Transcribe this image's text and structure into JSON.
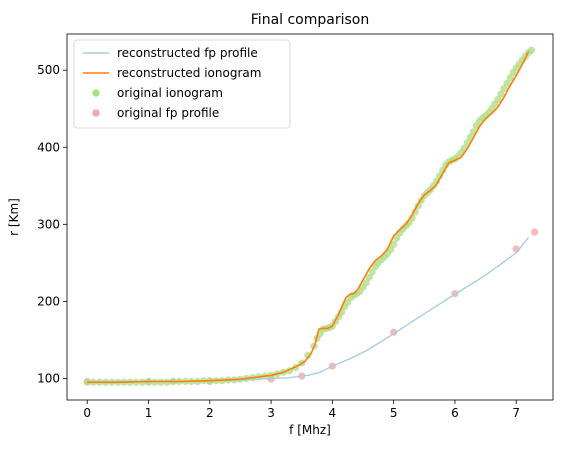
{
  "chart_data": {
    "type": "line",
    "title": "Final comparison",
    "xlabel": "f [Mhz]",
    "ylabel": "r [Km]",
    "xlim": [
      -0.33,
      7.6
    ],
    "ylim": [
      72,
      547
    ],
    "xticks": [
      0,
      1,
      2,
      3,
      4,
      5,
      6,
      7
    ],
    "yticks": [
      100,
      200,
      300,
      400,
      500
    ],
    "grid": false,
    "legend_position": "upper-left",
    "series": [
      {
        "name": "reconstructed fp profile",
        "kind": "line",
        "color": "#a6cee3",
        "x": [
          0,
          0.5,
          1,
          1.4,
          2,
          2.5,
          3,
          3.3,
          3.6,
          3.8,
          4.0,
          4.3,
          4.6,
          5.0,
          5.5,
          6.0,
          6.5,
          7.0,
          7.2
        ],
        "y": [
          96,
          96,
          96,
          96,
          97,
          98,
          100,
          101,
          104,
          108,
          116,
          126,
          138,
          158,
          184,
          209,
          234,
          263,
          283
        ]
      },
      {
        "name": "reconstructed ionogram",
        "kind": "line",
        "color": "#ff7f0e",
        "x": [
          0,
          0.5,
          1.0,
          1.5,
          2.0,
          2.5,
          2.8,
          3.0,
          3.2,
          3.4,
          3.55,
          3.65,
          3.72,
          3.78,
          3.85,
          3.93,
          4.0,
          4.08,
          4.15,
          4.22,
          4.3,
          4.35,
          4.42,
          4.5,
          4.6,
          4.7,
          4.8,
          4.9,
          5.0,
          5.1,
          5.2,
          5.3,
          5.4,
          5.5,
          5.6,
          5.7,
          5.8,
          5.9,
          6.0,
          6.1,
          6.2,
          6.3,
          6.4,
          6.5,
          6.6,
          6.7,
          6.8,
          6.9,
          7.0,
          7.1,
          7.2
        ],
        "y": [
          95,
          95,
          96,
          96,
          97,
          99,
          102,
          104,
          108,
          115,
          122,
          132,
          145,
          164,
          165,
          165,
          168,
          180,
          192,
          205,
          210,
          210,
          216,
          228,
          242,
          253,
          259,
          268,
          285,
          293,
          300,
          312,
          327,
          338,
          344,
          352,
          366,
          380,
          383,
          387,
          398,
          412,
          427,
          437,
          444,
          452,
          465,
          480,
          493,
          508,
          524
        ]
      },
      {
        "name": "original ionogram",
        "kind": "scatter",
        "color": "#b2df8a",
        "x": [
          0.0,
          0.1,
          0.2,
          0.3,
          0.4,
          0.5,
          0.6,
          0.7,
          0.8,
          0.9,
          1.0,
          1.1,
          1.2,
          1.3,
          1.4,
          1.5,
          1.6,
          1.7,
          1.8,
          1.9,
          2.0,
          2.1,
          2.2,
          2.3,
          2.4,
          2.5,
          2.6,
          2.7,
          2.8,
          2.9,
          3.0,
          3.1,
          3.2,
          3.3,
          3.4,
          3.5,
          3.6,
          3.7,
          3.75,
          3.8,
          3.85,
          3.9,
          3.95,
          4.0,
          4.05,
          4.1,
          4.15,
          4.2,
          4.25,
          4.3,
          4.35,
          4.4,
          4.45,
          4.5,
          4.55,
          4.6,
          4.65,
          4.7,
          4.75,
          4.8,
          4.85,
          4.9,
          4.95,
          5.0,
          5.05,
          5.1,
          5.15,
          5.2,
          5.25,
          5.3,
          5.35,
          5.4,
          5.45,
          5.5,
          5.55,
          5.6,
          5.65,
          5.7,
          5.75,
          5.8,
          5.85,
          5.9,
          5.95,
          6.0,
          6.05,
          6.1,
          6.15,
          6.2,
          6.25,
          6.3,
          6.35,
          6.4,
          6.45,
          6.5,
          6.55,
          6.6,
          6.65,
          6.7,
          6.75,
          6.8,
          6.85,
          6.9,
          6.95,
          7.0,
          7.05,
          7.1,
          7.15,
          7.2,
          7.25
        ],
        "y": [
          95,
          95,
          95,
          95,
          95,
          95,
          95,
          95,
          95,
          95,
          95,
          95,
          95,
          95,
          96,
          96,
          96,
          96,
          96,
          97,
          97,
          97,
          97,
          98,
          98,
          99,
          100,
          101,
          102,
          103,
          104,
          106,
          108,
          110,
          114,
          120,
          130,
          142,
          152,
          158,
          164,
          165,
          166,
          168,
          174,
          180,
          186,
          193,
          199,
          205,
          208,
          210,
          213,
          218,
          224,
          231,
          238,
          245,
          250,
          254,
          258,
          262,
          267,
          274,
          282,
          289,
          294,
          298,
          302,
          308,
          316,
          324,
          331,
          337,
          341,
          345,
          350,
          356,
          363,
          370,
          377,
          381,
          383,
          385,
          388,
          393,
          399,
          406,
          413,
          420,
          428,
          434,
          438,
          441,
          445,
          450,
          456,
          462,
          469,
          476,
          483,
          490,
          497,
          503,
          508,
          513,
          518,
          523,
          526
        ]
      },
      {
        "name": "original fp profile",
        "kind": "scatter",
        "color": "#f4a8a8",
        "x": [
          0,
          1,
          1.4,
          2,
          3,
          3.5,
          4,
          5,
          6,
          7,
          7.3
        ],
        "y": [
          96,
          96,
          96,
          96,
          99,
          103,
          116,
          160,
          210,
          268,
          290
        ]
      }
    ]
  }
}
═══
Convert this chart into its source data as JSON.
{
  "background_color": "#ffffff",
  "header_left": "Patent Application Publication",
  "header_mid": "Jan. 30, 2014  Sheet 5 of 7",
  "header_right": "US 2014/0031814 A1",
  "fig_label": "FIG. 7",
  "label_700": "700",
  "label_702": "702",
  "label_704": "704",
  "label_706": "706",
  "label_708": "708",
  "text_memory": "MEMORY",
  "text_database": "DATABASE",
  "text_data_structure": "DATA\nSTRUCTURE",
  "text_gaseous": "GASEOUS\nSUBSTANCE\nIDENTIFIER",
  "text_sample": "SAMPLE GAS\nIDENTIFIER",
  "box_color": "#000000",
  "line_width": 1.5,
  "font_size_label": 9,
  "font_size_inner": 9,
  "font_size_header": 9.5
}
═══
> [To do]:
Compute the number of lines above that contain the string "original". Reply with that value only.

> [Final answer]:
2